The task — Check every line below for the string "forecast", and copy the lines that contain it.

[Extracted records]
>> Begin

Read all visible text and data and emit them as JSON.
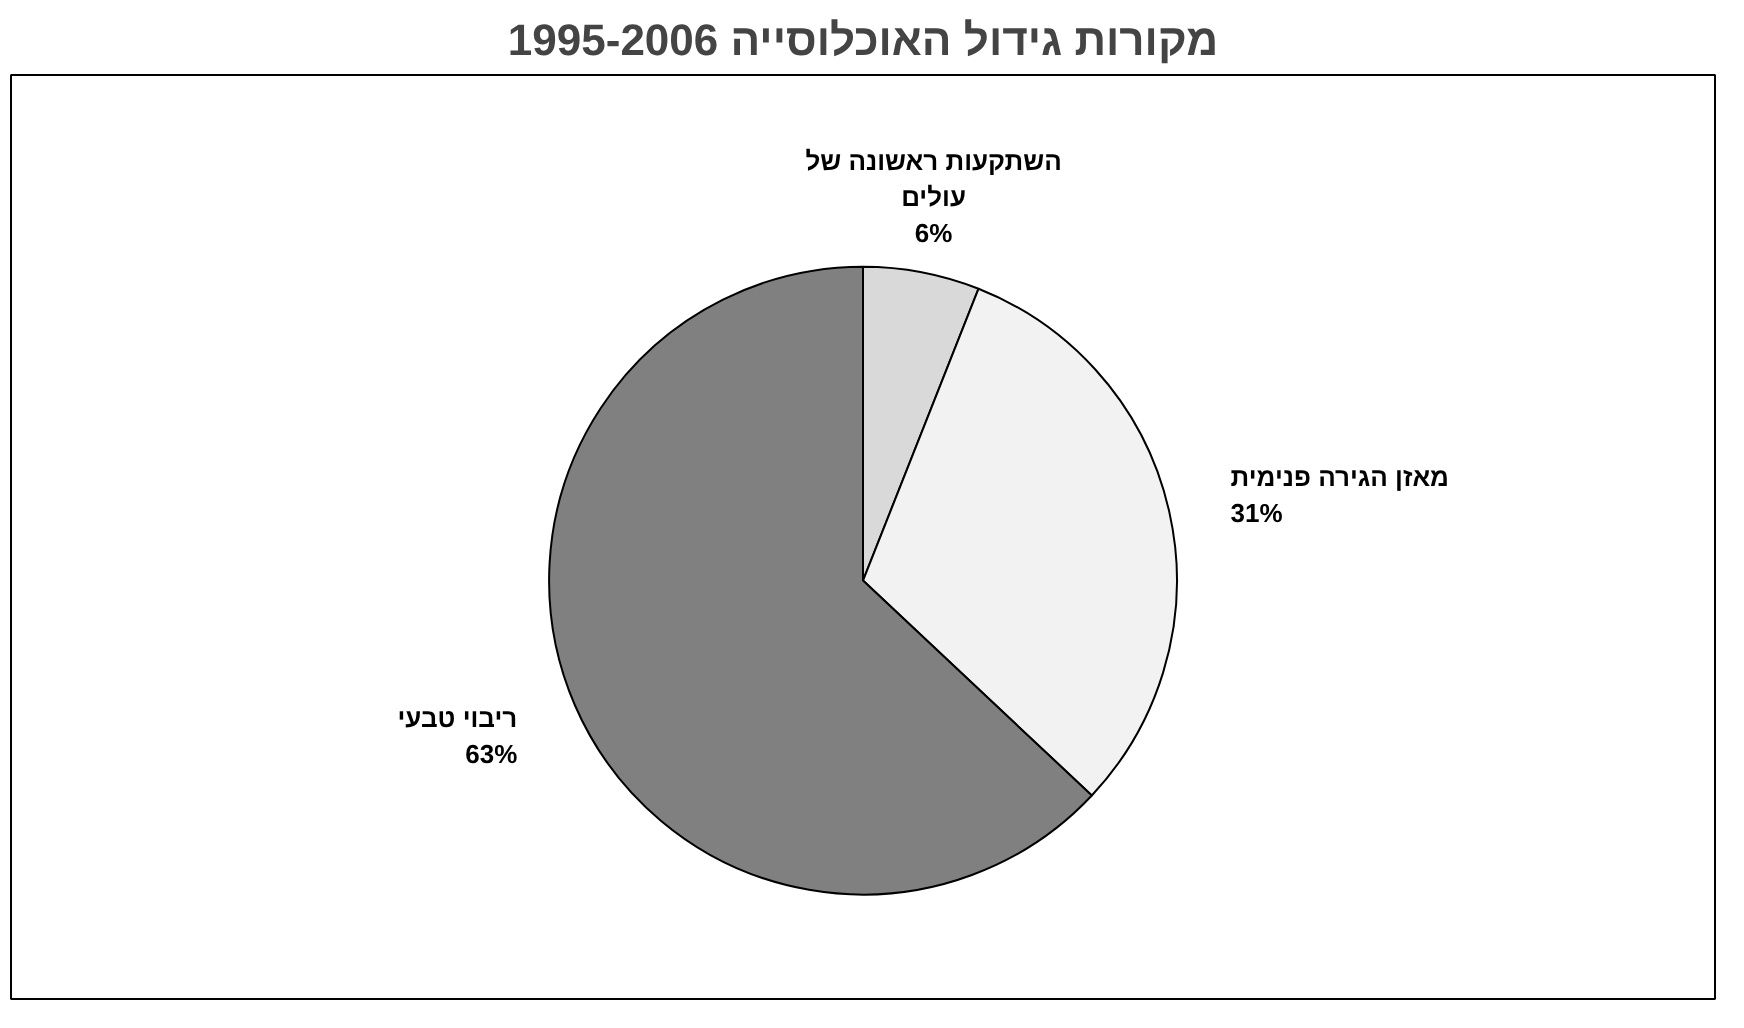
{
  "chart_data": {
    "type": "pie",
    "title": "מקורות גידול האוכלוסייה 1995-2006",
    "categories": [
      "השתקעות ראשונה של עולים",
      "מאזן הגירה פנימית",
      "ריבוי טבעי"
    ],
    "values": [
      6,
      31,
      63
    ],
    "value_labels": [
      "6%",
      "31%",
      "63%"
    ],
    "colors": [
      "#d9d9d9",
      "#f2f2f2",
      "#808080"
    ]
  }
}
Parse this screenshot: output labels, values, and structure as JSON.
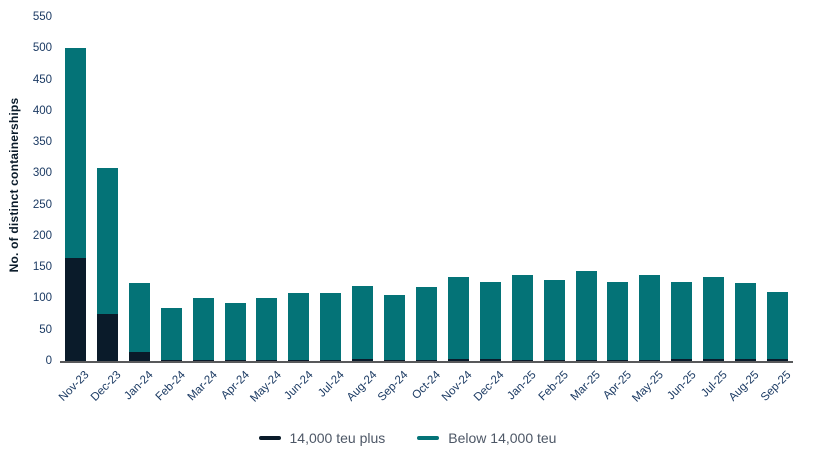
{
  "chart": {
    "y_axis_title": "No. of distinct containerships",
    "axis_color": "#58595b",
    "tick_label_color": "#1b3a63",
    "legend": {
      "items": [
        {
          "label": "14,000 teu plus",
          "color": "#0a1b2a"
        },
        {
          "label": "Below 14,000 teu",
          "color": "#047377"
        }
      ]
    }
  },
  "chart_data": {
    "type": "bar",
    "stacked": true,
    "title": "",
    "xlabel": "",
    "ylabel": "No. of distinct containerships",
    "ylim": [
      0,
      550
    ],
    "ytick_step": 50,
    "grid": false,
    "legend_position": "bottom",
    "categories": [
      "Nov-23",
      "Dec-23",
      "Jan-24",
      "Feb-24",
      "Mar-24",
      "Apr-24",
      "May-24",
      "Jun-24",
      "Jul-24",
      "Aug-24",
      "Sep-24",
      "Oct-24",
      "Nov-24",
      "Dec-24",
      "Jan-25",
      "Feb-25",
      "Mar-25",
      "Apr-25",
      "May-25",
      "Jun-25",
      "Jul-25",
      "Aug-25",
      "Sep-25"
    ],
    "series": [
      {
        "name": "14,000 teu plus",
        "color": "#0a1b2a",
        "values": [
          165,
          75,
          15,
          2,
          2,
          2,
          2,
          2,
          2,
          3,
          2,
          2,
          3,
          3,
          2,
          2,
          2,
          2,
          2,
          3,
          4,
          4,
          3
        ]
      },
      {
        "name": "Below 14,000 teu",
        "color": "#047377",
        "values": [
          335,
          233,
          110,
          83,
          98,
          90,
          98,
          106,
          106,
          117,
          103,
          116,
          132,
          123,
          136,
          128,
          142,
          124,
          136,
          124,
          130,
          121,
          108
        ]
      }
    ],
    "totals": [
      500,
      308,
      125,
      85,
      100,
      92,
      100,
      108,
      108,
      120,
      105,
      118,
      135,
      126,
      138,
      130,
      144,
      126,
      138,
      127,
      134,
      125,
      111
    ]
  }
}
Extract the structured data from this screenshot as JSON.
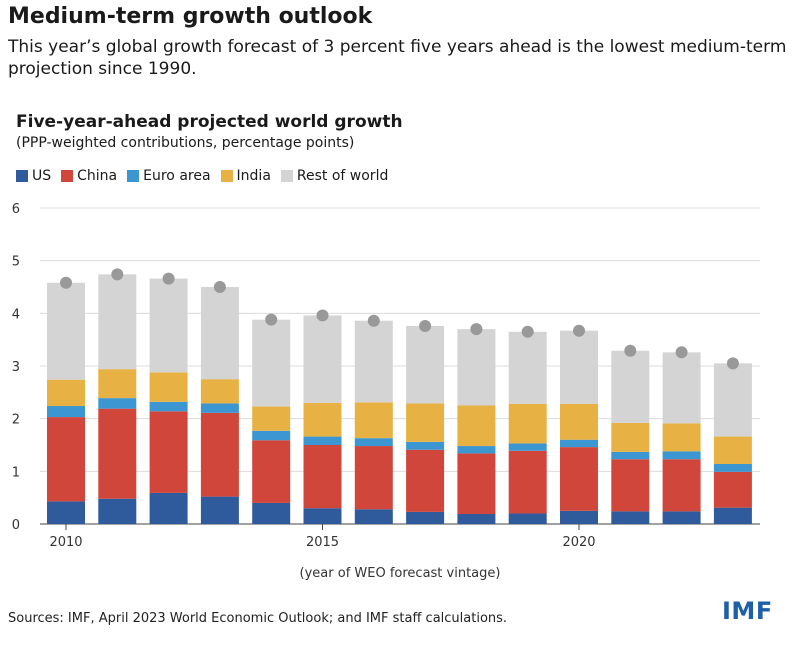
{
  "header": {
    "headline": "Medium-term growth outlook",
    "subhead": "This year’s global growth forecast of 3 percent five years ahead is the lowest medium-term projection since 1990."
  },
  "footer": {
    "source": "Sources: IMF, April 2023 World Economic Outlook; and IMF staff calculations.",
    "logo": "IMF"
  },
  "chart_data": {
    "type": "bar",
    "stacked": true,
    "title": "Five-year-ahead projected world growth",
    "subtitle": "(PPP-weighted contributions, percentage points)",
    "xlabel": "(year of WEO forecast vintage)",
    "ylabel": "",
    "ylim": [
      0,
      6
    ],
    "yticks": [
      0,
      1,
      2,
      3,
      4,
      5,
      6
    ],
    "x": [
      2010,
      2011,
      2012,
      2013,
      2014,
      2015,
      2016,
      2017,
      2018,
      2019,
      2020,
      2021,
      2022,
      2023
    ],
    "xtick_labels": [
      {
        "x": 2010,
        "label": "2010"
      },
      {
        "x": 2015,
        "label": "2015"
      },
      {
        "x": 2020,
        "label": "2020"
      }
    ],
    "grid": true,
    "legend_position": "top-left",
    "series": [
      {
        "name": "US",
        "color": "#2f5a9c",
        "values": [
          0.43,
          0.48,
          0.59,
          0.52,
          0.4,
          0.3,
          0.28,
          0.23,
          0.19,
          0.2,
          0.25,
          0.24,
          0.24,
          0.31
        ]
      },
      {
        "name": "China",
        "color": "#d1463a",
        "values": [
          1.6,
          1.71,
          1.55,
          1.59,
          1.19,
          1.2,
          1.2,
          1.18,
          1.15,
          1.19,
          1.21,
          0.99,
          0.99,
          0.68
        ]
      },
      {
        "name": "Euro area",
        "color": "#3b96d2",
        "values": [
          0.21,
          0.2,
          0.18,
          0.18,
          0.18,
          0.16,
          0.15,
          0.15,
          0.14,
          0.14,
          0.14,
          0.14,
          0.15,
          0.15
        ]
      },
      {
        "name": "India",
        "color": "#e7b243",
        "values": [
          0.5,
          0.55,
          0.56,
          0.46,
          0.46,
          0.64,
          0.68,
          0.73,
          0.77,
          0.75,
          0.68,
          0.55,
          0.53,
          0.52
        ]
      },
      {
        "name": "Rest of world",
        "color": "#d4d4d4",
        "values": [
          1.84,
          1.8,
          1.78,
          1.75,
          1.65,
          1.66,
          1.55,
          1.47,
          1.45,
          1.37,
          1.39,
          1.37,
          1.35,
          1.39
        ]
      }
    ],
    "totals": [
      4.58,
      4.74,
      4.66,
      4.5,
      3.88,
      3.96,
      3.86,
      3.76,
      3.7,
      3.65,
      3.67,
      3.29,
      3.26,
      3.05
    ],
    "total_marker_color": "#999999"
  }
}
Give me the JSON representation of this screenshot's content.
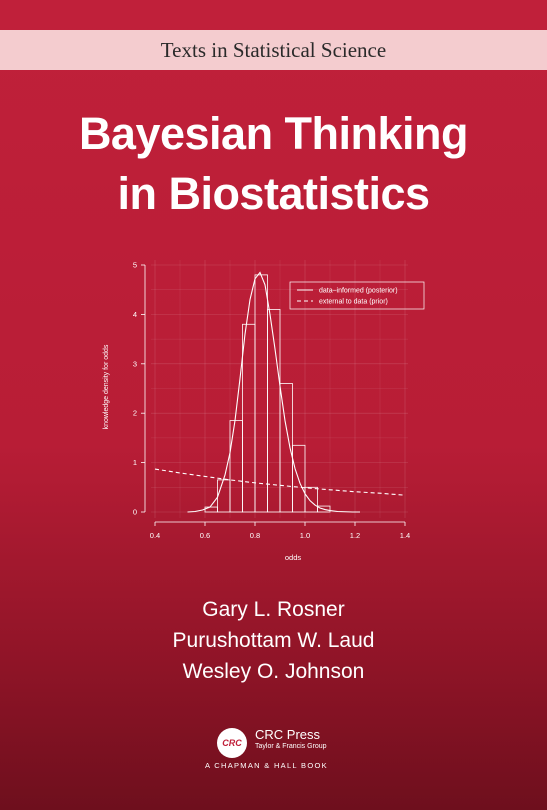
{
  "series": "Texts in Statistical Science",
  "title": {
    "line1": "Bayesian Thinking",
    "line2": "in Biostatistics"
  },
  "authors": [
    "Gary L. Rosner",
    "Purushottam W. Laud",
    "Wesley O. Johnson"
  ],
  "publisher": {
    "name": "CRC Press",
    "subtitle": "Taylor & Francis Group",
    "logo_text": "CRC",
    "imprint": "A CHAPMAN & HALL BOOK"
  },
  "colors": {
    "background": "#c0203a",
    "band": "#f4cccf",
    "text": "#ffffff"
  },
  "chart_data": {
    "type": "line",
    "xlabel": "odds",
    "ylabel": "knowledge density for odds",
    "xlim": [
      0.4,
      1.4
    ],
    "ylim": [
      0,
      5
    ],
    "xticks": [
      "0.4",
      "0.6",
      "0.8",
      "1.0",
      "1.2",
      "1.4"
    ],
    "yticks": [
      "0",
      "1",
      "2",
      "3",
      "4",
      "5"
    ],
    "grid": true,
    "legend": "top-right",
    "histogram": {
      "bin_width": 0.05,
      "bins": [
        {
          "x0": 0.6,
          "y": 0.1
        },
        {
          "x0": 0.65,
          "y": 0.65
        },
        {
          "x0": 0.7,
          "y": 1.85
        },
        {
          "x0": 0.75,
          "y": 3.8
        },
        {
          "x0": 0.8,
          "y": 4.8
        },
        {
          "x0": 0.85,
          "y": 4.1
        },
        {
          "x0": 0.9,
          "y": 2.6
        },
        {
          "x0": 0.95,
          "y": 1.35
        },
        {
          "x0": 1.0,
          "y": 0.5
        },
        {
          "x0": 1.05,
          "y": 0.12
        }
      ]
    },
    "series": [
      {
        "name": "data–informed (posterior)",
        "style": "solid",
        "x": [
          0.53,
          0.56,
          0.59,
          0.62,
          0.65,
          0.68,
          0.7,
          0.72,
          0.74,
          0.76,
          0.78,
          0.8,
          0.82,
          0.84,
          0.86,
          0.88,
          0.9,
          0.92,
          0.94,
          0.96,
          0.98,
          1.0,
          1.02,
          1.04,
          1.06,
          1.08,
          1.1,
          1.13,
          1.16,
          1.19,
          1.22
        ],
        "y": [
          0.0,
          0.01,
          0.04,
          0.1,
          0.3,
          0.75,
          1.2,
          1.85,
          2.7,
          3.6,
          4.3,
          4.72,
          4.85,
          4.6,
          4.0,
          3.3,
          2.55,
          1.85,
          1.3,
          0.88,
          0.58,
          0.37,
          0.23,
          0.14,
          0.08,
          0.05,
          0.03,
          0.01,
          0.005,
          0.0,
          0.0
        ]
      },
      {
        "name": "external to data (prior)",
        "style": "dashed",
        "x": [
          0.4,
          0.5,
          0.6,
          0.7,
          0.8,
          0.9,
          1.0,
          1.1,
          1.2,
          1.3,
          1.4
        ],
        "y": [
          0.87,
          0.79,
          0.72,
          0.65,
          0.59,
          0.54,
          0.49,
          0.45,
          0.41,
          0.38,
          0.34
        ]
      }
    ]
  }
}
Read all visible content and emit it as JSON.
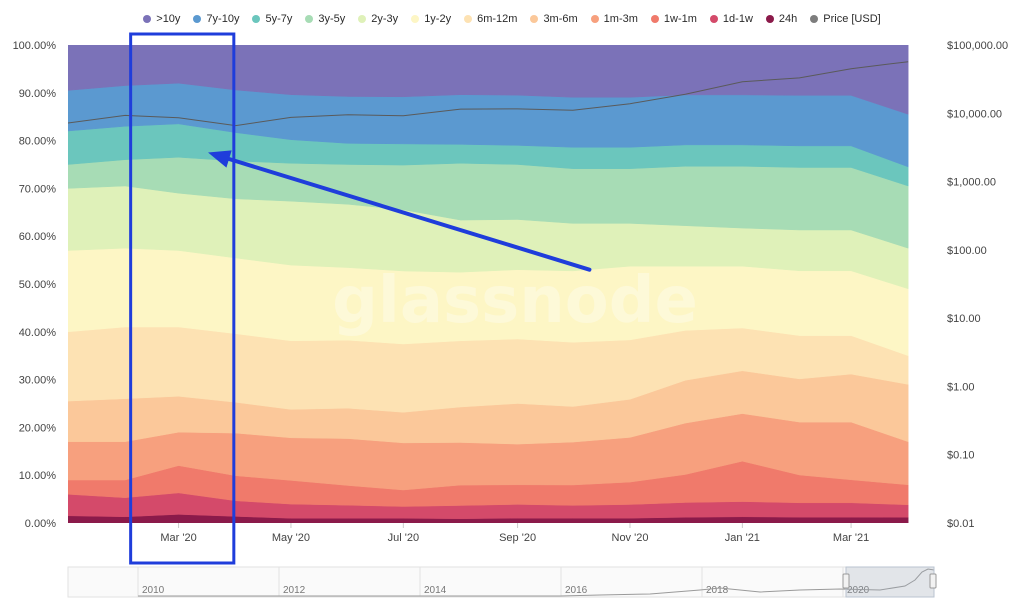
{
  "watermark": "glassnode",
  "chart_data": {
    "type": "area",
    "stacked": true,
    "percent": true,
    "x": [
      "2020-01-01",
      "2020-02-01",
      "2020-03-01",
      "2020-04-01",
      "2020-05-01",
      "2020-06-01",
      "2020-07-01",
      "2020-08-01",
      "2020-09-01",
      "2020-10-01",
      "2020-11-01",
      "2020-12-01",
      "2021-01-01",
      "2021-02-01",
      "2021-03-01",
      "2021-04-01"
    ],
    "x_ticks": [
      "Mar '20",
      "May '20",
      "Jul '20",
      "Sep '20",
      "Nov '20",
      "Jan '21",
      "Mar '21"
    ],
    "y_ticks": [
      "0.00%",
      "10.00%",
      "20.00%",
      "30.00%",
      "40.00%",
      "50.00%",
      "60.00%",
      "70.00%",
      "80.00%",
      "90.00%",
      "100.00%"
    ],
    "y2_ticks": [
      "$0.01",
      "$0.10",
      "$1.00",
      "$10.00",
      "$100.00",
      "$1,000.00",
      "$10,000.00",
      "$100,000.00"
    ],
    "y2_scale": "log",
    "ylim": [
      0,
      100
    ],
    "y2lim": [
      0.01,
      100000
    ],
    "legend_position": "top",
    "series": [
      {
        "name": "24h",
        "color": "#8b1a4a",
        "values": [
          1.5,
          1.3,
          1.8,
          1.4,
          1.0,
          1.0,
          1.0,
          0.9,
          1.0,
          1.0,
          1.0,
          1.2,
          1.3,
          1.2,
          1.2,
          1.2
        ]
      },
      {
        "name": "1d-1w",
        "color": "#d44a6a",
        "values": [
          4.5,
          4.0,
          4.5,
          3.3,
          3.0,
          2.8,
          2.5,
          2.8,
          2.9,
          2.7,
          2.9,
          3.1,
          3.2,
          3.0,
          3.0,
          2.6
        ]
      },
      {
        "name": "1w-1m",
        "color": "#f07a6b",
        "values": [
          3.0,
          3.7,
          5.7,
          5.3,
          5.0,
          4.2,
          3.5,
          4.3,
          4.1,
          4.3,
          4.7,
          5.9,
          8.5,
          5.8,
          4.8,
          4.2
        ]
      },
      {
        "name": "1m-3m",
        "color": "#f7a07e",
        "values": [
          8.0,
          8.0,
          7.0,
          9.0,
          9.0,
          10.0,
          10.0,
          9.0,
          8.5,
          9.0,
          9.4,
          10.8,
          10.0,
          11.0,
          12.0,
          9.0
        ]
      },
      {
        "name": "3m-6m",
        "color": "#fbc89a",
        "values": [
          8.5,
          9.0,
          7.5,
          6.5,
          6.0,
          6.5,
          6.5,
          7.5,
          8.5,
          7.5,
          8.0,
          9.0,
          9.0,
          9.0,
          10.0,
          12.0
        ]
      },
      {
        "name": "6m-12m",
        "color": "#fde2b3",
        "values": [
          14.5,
          15.0,
          14.5,
          14.5,
          14.5,
          14.5,
          14.5,
          14.0,
          13.5,
          13.5,
          12.5,
          10.5,
          9.0,
          9.0,
          8.0,
          6.0
        ]
      },
      {
        "name": "1y-2y",
        "color": "#fdf6c5",
        "values": [
          17.0,
          16.5,
          16.0,
          16.0,
          16.0,
          15.5,
          15.5,
          14.5,
          14.5,
          15.0,
          15.5,
          13.5,
          13.0,
          13.5,
          13.5,
          14.0
        ]
      },
      {
        "name": "2y-3y",
        "color": "#dff1b9",
        "values": [
          13.0,
          13.0,
          12.0,
          12.5,
          13.5,
          13.5,
          13.0,
          11.0,
          10.5,
          10.0,
          9.0,
          8.5,
          8.0,
          8.5,
          8.5,
          8.5
        ]
      },
      {
        "name": "3y-5y",
        "color": "#a7dcb5",
        "values": [
          5.0,
          5.5,
          7.5,
          8.0,
          8.0,
          8.5,
          9.5,
          12.0,
          11.5,
          11.5,
          11.5,
          12.5,
          13.0,
          13.0,
          13.0,
          13.0
        ]
      },
      {
        "name": "5y-7y",
        "color": "#6bc6bd",
        "values": [
          7.0,
          7.0,
          7.0,
          6.0,
          5.0,
          4.5,
          4.5,
          4.0,
          4.0,
          4.5,
          4.5,
          4.5,
          4.5,
          4.5,
          4.5,
          4.0
        ]
      },
      {
        "name": "7y-10y",
        "color": "#5b99d0",
        "values": [
          8.5,
          8.5,
          8.5,
          9.0,
          9.5,
          10.0,
          10.0,
          10.5,
          10.5,
          10.5,
          10.5,
          10.5,
          10.5,
          10.5,
          10.5,
          11.0
        ]
      },
      {
        "name": ">10y",
        "color": "#7b72b8",
        "values": [
          9.5,
          8.5,
          8.0,
          9.5,
          10.5,
          11.0,
          11.0,
          10.5,
          10.5,
          11.0,
          11.0,
          10.5,
          10.5,
          10.5,
          10.5,
          14.5
        ]
      }
    ],
    "price": {
      "name": "Price [USD]",
      "color": "#5a5a5a",
      "values": [
        7200,
        9300,
        8600,
        6600,
        8700,
        9500,
        9200,
        11500,
        11600,
        11100,
        13800,
        19000,
        29000,
        33000,
        45000,
        57000
      ]
    },
    "navigator": {
      "labels": [
        "2010",
        "2012",
        "2014",
        "2016",
        "2018",
        "2020"
      ]
    }
  },
  "legend": [
    {
      "label": ">10y",
      "color": "#7b72b8"
    },
    {
      "label": "7y-10y",
      "color": "#5b99d0"
    },
    {
      "label": "5y-7y",
      "color": "#6bc6bd"
    },
    {
      "label": "3y-5y",
      "color": "#a7dcb5"
    },
    {
      "label": "2y-3y",
      "color": "#dff1b9"
    },
    {
      "label": "1y-2y",
      "color": "#fdf6c5"
    },
    {
      "label": "6m-12m",
      "color": "#fde2b3"
    },
    {
      "label": "3m-6m",
      "color": "#fbc89a"
    },
    {
      "label": "1m-3m",
      "color": "#f7a07e"
    },
    {
      "label": "1w-1m",
      "color": "#f07a6b"
    },
    {
      "label": "1d-1w",
      "color": "#d44a6a"
    },
    {
      "label": "24h",
      "color": "#8b1a4a"
    },
    {
      "label": "Price [USD]",
      "color": "#7d7d7d"
    }
  ],
  "annotation": {
    "highlight_color": "#1f3ddb",
    "arrow_color": "#1f3ddb",
    "box_range": [
      "2020-02-04",
      "2020-03-31"
    ],
    "arrow_from": {
      "x": "2020-10-10",
      "y": 53
    },
    "arrow_to": {
      "x": "2020-03-17",
      "y": 77.5
    }
  }
}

>> End

Full answer —
    "subhead": "This year’s global growth forecast of 3 percent five years ahead is the lowest medium-term projection since 1990."
    "xlabel": "(year of WEO forecast vintage)",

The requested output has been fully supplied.